__Task requirements__
Determine the number of lines where "name" occurs and reply with that number by itself.

[START Material for the task]

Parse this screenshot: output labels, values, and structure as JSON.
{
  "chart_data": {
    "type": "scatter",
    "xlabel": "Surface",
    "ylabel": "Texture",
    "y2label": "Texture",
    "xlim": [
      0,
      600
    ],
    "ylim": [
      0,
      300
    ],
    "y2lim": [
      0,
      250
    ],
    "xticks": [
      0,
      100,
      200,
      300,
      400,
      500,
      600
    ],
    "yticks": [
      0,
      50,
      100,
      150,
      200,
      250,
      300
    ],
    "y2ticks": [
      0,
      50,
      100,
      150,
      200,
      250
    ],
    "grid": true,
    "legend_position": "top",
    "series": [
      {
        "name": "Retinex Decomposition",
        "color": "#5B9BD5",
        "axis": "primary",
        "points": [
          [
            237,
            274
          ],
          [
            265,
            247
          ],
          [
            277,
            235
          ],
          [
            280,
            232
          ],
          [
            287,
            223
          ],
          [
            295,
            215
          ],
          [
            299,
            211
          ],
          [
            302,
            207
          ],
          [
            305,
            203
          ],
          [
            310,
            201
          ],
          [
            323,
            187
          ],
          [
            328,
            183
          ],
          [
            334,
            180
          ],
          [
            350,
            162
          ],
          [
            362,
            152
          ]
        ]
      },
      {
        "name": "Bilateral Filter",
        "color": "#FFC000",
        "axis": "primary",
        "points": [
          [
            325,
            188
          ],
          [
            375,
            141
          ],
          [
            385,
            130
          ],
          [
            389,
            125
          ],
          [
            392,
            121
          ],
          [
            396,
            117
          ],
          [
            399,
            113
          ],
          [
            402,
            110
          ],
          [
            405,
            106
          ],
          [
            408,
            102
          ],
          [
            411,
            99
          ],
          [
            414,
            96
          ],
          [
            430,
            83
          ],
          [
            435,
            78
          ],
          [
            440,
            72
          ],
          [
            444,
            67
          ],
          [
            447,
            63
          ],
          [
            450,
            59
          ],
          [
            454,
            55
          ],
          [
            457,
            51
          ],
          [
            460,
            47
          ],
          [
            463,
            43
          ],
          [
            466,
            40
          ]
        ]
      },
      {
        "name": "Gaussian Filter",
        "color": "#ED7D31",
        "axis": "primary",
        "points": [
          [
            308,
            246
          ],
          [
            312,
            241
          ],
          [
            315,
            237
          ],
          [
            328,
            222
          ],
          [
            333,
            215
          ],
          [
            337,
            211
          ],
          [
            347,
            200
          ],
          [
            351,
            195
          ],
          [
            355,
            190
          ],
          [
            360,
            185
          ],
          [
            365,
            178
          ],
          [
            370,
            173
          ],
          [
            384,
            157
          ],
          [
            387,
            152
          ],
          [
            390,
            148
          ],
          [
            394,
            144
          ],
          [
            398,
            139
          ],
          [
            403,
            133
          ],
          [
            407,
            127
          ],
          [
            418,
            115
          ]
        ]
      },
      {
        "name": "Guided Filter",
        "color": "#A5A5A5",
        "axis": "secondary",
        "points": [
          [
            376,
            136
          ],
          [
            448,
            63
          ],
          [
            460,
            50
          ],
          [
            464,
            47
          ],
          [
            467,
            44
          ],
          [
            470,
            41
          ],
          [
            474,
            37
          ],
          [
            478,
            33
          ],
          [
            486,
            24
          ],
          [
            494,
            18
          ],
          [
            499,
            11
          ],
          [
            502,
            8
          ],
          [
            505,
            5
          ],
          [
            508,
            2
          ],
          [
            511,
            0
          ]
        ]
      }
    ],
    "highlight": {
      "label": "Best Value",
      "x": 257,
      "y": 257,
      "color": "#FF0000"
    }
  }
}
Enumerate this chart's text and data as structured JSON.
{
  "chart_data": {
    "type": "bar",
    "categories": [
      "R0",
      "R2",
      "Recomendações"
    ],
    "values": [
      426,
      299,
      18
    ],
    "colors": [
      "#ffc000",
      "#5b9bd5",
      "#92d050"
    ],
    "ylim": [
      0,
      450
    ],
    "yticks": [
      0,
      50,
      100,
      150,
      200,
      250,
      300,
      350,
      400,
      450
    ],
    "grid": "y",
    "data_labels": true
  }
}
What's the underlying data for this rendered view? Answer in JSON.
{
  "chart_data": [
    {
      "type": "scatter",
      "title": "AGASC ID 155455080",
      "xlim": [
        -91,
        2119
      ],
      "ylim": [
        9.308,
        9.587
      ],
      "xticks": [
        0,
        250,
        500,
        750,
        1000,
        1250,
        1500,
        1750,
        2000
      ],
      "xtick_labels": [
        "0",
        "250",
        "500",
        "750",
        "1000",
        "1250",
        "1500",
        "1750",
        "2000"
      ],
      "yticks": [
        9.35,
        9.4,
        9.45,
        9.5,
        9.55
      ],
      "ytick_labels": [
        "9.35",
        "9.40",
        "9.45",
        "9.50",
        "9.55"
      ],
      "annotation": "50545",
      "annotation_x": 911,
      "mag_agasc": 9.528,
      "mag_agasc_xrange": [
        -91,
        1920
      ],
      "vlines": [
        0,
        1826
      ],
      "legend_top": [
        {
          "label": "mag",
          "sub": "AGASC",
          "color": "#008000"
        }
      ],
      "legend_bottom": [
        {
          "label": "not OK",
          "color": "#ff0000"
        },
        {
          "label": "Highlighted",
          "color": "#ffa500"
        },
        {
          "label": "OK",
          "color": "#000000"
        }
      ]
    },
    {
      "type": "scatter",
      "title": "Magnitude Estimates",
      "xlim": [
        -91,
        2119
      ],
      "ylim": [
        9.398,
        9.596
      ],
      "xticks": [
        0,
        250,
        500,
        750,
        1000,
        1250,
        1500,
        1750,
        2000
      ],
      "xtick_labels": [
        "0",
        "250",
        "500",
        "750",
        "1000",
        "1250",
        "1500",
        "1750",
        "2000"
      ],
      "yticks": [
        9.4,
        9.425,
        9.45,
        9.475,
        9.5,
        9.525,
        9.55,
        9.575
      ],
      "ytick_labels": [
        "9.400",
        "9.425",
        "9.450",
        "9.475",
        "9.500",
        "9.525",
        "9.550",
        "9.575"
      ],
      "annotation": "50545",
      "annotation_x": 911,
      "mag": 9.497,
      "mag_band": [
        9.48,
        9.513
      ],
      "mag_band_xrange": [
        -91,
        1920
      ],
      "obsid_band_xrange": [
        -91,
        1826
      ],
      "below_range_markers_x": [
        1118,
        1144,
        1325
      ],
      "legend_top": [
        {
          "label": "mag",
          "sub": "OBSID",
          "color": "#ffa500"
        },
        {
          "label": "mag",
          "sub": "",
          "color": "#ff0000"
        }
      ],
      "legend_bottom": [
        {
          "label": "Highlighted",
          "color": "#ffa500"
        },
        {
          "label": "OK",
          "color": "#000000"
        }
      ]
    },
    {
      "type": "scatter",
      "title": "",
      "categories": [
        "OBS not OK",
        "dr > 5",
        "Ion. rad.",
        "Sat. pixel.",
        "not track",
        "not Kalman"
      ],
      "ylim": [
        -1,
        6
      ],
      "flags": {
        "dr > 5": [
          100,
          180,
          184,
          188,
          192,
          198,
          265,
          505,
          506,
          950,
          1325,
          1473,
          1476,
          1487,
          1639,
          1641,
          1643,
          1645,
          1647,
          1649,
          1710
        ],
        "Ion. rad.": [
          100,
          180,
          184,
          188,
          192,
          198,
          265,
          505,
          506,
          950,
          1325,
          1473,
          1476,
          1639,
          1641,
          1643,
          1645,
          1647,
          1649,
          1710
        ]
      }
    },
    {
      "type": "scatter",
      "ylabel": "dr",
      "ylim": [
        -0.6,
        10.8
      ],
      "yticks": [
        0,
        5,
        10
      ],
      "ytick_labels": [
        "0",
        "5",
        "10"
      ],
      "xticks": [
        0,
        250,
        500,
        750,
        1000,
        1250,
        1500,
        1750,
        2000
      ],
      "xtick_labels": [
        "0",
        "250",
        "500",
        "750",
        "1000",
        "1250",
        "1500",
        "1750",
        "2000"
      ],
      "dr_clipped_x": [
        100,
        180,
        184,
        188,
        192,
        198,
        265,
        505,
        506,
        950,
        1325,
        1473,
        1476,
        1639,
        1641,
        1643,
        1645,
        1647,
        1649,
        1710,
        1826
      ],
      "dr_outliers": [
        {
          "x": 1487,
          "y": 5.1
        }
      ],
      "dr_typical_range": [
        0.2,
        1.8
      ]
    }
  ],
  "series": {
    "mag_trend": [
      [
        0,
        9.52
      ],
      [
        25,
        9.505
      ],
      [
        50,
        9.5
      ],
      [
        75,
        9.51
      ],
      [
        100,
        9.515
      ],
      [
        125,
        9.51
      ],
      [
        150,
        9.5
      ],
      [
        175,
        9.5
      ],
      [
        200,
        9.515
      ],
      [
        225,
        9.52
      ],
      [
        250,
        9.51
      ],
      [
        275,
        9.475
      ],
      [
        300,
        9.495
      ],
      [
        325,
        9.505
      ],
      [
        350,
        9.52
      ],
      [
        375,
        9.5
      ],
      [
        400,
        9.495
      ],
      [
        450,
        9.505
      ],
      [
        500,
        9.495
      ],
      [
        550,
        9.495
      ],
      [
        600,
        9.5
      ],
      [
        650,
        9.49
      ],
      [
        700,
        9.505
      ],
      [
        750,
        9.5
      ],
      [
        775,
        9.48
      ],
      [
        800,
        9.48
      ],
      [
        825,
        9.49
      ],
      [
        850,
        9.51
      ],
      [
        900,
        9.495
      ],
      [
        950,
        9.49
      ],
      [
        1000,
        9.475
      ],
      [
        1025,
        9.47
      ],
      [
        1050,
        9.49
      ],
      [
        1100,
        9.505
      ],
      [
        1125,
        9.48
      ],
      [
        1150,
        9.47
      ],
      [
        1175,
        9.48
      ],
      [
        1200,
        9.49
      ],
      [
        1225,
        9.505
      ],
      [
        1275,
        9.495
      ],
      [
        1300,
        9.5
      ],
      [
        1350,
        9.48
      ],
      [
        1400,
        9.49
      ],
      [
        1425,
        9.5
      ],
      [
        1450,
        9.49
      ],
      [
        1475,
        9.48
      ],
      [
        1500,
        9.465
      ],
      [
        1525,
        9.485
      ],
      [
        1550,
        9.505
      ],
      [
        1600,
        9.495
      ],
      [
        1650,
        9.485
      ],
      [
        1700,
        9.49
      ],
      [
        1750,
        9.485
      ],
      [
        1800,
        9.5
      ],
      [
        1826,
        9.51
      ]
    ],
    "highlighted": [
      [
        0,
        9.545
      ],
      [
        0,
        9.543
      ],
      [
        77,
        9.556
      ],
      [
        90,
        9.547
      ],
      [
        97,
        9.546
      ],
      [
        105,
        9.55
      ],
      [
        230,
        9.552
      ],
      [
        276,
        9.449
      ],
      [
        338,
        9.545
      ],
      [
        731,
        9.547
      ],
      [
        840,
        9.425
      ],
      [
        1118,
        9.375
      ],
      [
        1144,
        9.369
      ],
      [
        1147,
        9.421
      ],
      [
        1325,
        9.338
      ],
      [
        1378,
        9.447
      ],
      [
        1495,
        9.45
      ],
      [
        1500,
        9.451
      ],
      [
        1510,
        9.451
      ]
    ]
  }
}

[END Material for the task]

__Solution__
4